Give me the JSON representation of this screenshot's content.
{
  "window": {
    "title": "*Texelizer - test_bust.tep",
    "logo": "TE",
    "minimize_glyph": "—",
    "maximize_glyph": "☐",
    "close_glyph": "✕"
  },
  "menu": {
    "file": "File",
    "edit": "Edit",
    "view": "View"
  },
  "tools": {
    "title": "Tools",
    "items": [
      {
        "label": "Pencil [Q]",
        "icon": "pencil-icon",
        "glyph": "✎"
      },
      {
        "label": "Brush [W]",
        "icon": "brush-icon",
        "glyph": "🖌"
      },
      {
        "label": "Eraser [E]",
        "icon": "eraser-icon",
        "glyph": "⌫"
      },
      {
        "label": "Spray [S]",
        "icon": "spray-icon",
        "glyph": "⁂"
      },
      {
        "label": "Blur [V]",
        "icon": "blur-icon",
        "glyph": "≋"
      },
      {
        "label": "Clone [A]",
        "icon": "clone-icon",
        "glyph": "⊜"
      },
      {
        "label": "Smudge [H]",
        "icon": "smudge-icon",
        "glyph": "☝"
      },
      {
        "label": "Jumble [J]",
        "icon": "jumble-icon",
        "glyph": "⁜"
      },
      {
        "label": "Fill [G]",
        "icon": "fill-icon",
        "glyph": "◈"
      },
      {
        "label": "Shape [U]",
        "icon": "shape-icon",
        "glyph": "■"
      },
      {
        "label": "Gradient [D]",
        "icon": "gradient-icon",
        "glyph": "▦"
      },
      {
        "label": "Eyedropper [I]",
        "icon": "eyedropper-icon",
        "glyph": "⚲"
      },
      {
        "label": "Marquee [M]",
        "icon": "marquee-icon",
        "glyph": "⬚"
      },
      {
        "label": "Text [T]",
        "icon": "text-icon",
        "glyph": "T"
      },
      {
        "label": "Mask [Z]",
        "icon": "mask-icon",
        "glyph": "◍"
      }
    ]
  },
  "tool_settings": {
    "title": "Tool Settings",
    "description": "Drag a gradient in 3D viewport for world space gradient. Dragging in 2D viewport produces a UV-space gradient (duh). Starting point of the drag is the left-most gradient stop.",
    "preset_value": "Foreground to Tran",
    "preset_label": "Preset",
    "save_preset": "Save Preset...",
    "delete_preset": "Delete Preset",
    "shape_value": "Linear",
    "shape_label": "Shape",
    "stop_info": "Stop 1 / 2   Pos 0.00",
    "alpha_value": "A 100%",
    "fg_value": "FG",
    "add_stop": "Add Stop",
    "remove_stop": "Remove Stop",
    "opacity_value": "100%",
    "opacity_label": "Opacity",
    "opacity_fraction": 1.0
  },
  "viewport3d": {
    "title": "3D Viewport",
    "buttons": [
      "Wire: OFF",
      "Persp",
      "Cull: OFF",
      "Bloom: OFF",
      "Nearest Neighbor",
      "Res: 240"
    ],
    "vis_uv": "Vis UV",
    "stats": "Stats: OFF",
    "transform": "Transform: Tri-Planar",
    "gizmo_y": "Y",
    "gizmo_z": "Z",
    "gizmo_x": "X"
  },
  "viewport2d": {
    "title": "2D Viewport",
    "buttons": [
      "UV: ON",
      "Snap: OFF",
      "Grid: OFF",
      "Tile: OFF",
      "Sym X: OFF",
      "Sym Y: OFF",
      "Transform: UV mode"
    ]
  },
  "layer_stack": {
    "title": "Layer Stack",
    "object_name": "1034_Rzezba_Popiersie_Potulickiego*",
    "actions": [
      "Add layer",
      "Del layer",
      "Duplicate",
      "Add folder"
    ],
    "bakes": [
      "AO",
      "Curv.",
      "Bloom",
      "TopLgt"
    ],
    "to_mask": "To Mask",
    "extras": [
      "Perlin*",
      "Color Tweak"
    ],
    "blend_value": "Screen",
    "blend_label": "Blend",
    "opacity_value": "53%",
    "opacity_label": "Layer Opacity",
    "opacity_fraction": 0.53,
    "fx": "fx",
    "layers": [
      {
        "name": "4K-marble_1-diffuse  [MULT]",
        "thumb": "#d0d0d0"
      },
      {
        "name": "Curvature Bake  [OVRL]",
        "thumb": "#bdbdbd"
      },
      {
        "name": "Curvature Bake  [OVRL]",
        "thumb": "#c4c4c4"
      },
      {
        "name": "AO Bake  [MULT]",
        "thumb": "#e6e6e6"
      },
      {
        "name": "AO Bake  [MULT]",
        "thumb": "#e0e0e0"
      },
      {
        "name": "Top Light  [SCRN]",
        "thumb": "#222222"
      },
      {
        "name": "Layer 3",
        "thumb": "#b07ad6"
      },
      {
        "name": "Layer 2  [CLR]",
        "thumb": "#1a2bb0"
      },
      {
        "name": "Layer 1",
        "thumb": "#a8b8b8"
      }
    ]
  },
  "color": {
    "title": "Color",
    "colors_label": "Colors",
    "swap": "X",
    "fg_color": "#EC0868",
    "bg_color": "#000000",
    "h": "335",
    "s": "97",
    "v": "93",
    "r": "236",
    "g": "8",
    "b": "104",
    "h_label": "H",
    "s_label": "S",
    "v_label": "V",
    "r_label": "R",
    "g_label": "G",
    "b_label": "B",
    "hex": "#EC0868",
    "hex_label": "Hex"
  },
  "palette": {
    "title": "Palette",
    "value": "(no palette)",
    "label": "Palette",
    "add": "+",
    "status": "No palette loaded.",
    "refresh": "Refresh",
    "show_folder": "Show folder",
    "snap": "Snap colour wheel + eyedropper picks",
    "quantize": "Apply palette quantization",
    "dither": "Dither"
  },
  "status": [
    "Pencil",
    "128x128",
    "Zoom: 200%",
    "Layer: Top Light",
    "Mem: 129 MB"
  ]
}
*****
*Problem statement*:
Write out every entry verbatim.

*Solution*:
Give me the JSON representation of this screenshot's content.
{
  "window": {
    "title": "*Texelizer - test_bust.tep",
    "logo": "TE",
    "minimize_glyph": "—",
    "maximize_glyph": "☐",
    "close_glyph": "✕"
  },
  "menu": {
    "file": "File",
    "edit": "Edit",
    "view": "View"
  },
  "tools": {
    "title": "Tools",
    "items": [
      {
        "label": "Pencil [Q]",
        "icon": "pencil-icon",
        "glyph": "✎"
      },
      {
        "label": "Brush [W]",
        "icon": "brush-icon",
        "glyph": "🖌"
      },
      {
        "label": "Eraser [E]",
        "icon": "eraser-icon",
        "glyph": "⌫"
      },
      {
        "label": "Spray [S]",
        "icon": "spray-icon",
        "glyph": "⁂"
      },
      {
        "label": "Blur [V]",
        "icon": "blur-icon",
        "glyph": "≋"
      },
      {
        "label": "Clone [A]",
        "icon": "clone-icon",
        "glyph": "⊜"
      },
      {
        "label": "Smudge [H]",
        "icon": "smudge-icon",
        "glyph": "☝"
      },
      {
        "label": "Jumble [J]",
        "icon": "jumble-icon",
        "glyph": "⁜"
      },
      {
        "label": "Fill [G]",
        "icon": "fill-icon",
        "glyph": "◈"
      },
      {
        "label": "Shape [U]",
        "icon": "shape-icon",
        "glyph": "■"
      },
      {
        "label": "Gradient [D]",
        "icon": "gradient-icon",
        "glyph": "▦"
      },
      {
        "label": "Eyedropper [I]",
        "icon": "eyedropper-icon",
        "glyph": "⚲"
      },
      {
        "label": "Marquee [M]",
        "icon": "marquee-icon",
        "glyph": "⬚"
      },
      {
        "label": "Text [T]",
        "icon": "text-icon",
        "glyph": "T"
      },
      {
        "label": "Mask [Z]",
        "icon": "mask-icon",
        "glyph": "◍"
      }
    ]
  },
  "tool_settings": {
    "title": "Tool Settings",
    "description": "Drag a gradient in 3D viewport for world space gradient. Dragging in 2D viewport produces a UV-space gradient (duh). Starting point of the drag is the left-most gradient stop.",
    "preset_value": "Foreground to Tran",
    "preset_label": "Preset",
    "save_preset": "Save Preset...",
    "delete_preset": "Delete Preset",
    "shape_value": "Linear",
    "shape_label": "Shape",
    "stop_info": "Stop 1 / 2   Pos 0.00",
    "alpha_value": "A 100%",
    "fg_value": "FG",
    "add_stop": "Add Stop",
    "remove_stop": "Remove Stop",
    "opacity_value": "100%",
    "opacity_label": "Opacity",
    "opacity_fraction": 1.0
  },
  "viewport3d": {
    "title": "3D Viewport",
    "buttons": [
      "Wire: OFF",
      "Persp",
      "Cull: OFF",
      "Bloom: OFF",
      "Nearest Neighbor",
      "Res: 240"
    ],
    "vis_uv": "Vis UV",
    "stats": "Stats: OFF",
    "transform": "Transform: Tri-Planar",
    "gizmo_y": "Y",
    "gizmo_z": "Z",
    "gizmo_x": "X"
  },
  "viewport2d": {
    "title": "2D Viewport",
    "buttons": [
      "UV: ON",
      "Snap: OFF",
      "Grid: OFF",
      "Tile: OFF",
      "Sym X: OFF",
      "Sym Y: OFF",
      "Transform: UV mode"
    ]
  },
  "layer_stack": {
    "title": "Layer Stack",
    "object_name": "1034_Rzezba_Popiersie_Potulickiego*",
    "actions": [
      "Add layer",
      "Del layer",
      "Duplicate",
      "Add folder"
    ],
    "bakes": [
      "AO",
      "Curv.",
      "Bloom",
      "TopLgt"
    ],
    "to_mask": "To Mask",
    "extras": [
      "Perlin*",
      "Color Tweak"
    ],
    "blend_value": "Screen",
    "blend_label": "Blend",
    "opacity_value": "53%",
    "opacity_label": "Layer Opacity",
    "opacity_fraction": 0.53,
    "fx": "fx",
    "layers": [
      {
        "name": "4K-marble_1-diffuse  [MULT]",
        "thumb": "#d0d0d0"
      },
      {
        "name": "Curvature Bake  [OVRL]",
        "thumb": "#bdbdbd"
      },
      {
        "name": "Curvature Bake  [OVRL]",
        "thumb": "#c4c4c4"
      },
      {
        "name": "AO Bake  [MULT]",
        "thumb": "#e6e6e6"
      },
      {
        "name": "AO Bake  [MULT]",
        "thumb": "#e0e0e0"
      },
      {
        "name": "Top Light  [SCRN]",
        "thumb": "#222222"
      },
      {
        "name": "Layer 3",
        "thumb": "#b07ad6"
      },
      {
        "name": "Layer 2  [CLR]",
        "thumb": "#1a2bb0"
      },
      {
        "name": "Layer 1",
        "thumb": "#a8b8b8"
      }
    ]
  },
  "color": {
    "title": "Color",
    "colors_label": "Colors",
    "swap": "X",
    "fg_color": "#EC0868",
    "bg_color": "#000000",
    "h": "335",
    "s": "97",
    "v": "93",
    "r": "236",
    "g": "8",
    "b": "104",
    "h_label": "H",
    "s_label": "S",
    "v_label": "V",
    "r_label": "R",
    "g_label": "G",
    "b_label": "B",
    "hex": "#EC0868",
    "hex_label": "Hex"
  },
  "palette": {
    "title": "Palette",
    "value": "(no palette)",
    "label": "Palette",
    "add": "+",
    "status": "No palette loaded.",
    "refresh": "Refresh",
    "show_folder": "Show folder",
    "snap": "Snap colour wheel + eyedropper picks",
    "quantize": "Apply palette quantization",
    "dither": "Dither"
  },
  "status": [
    "Pencil",
    "128x128",
    "Zoom: 200%",
    "Layer: Top Light",
    "Mem: 129 MB"
  ]
}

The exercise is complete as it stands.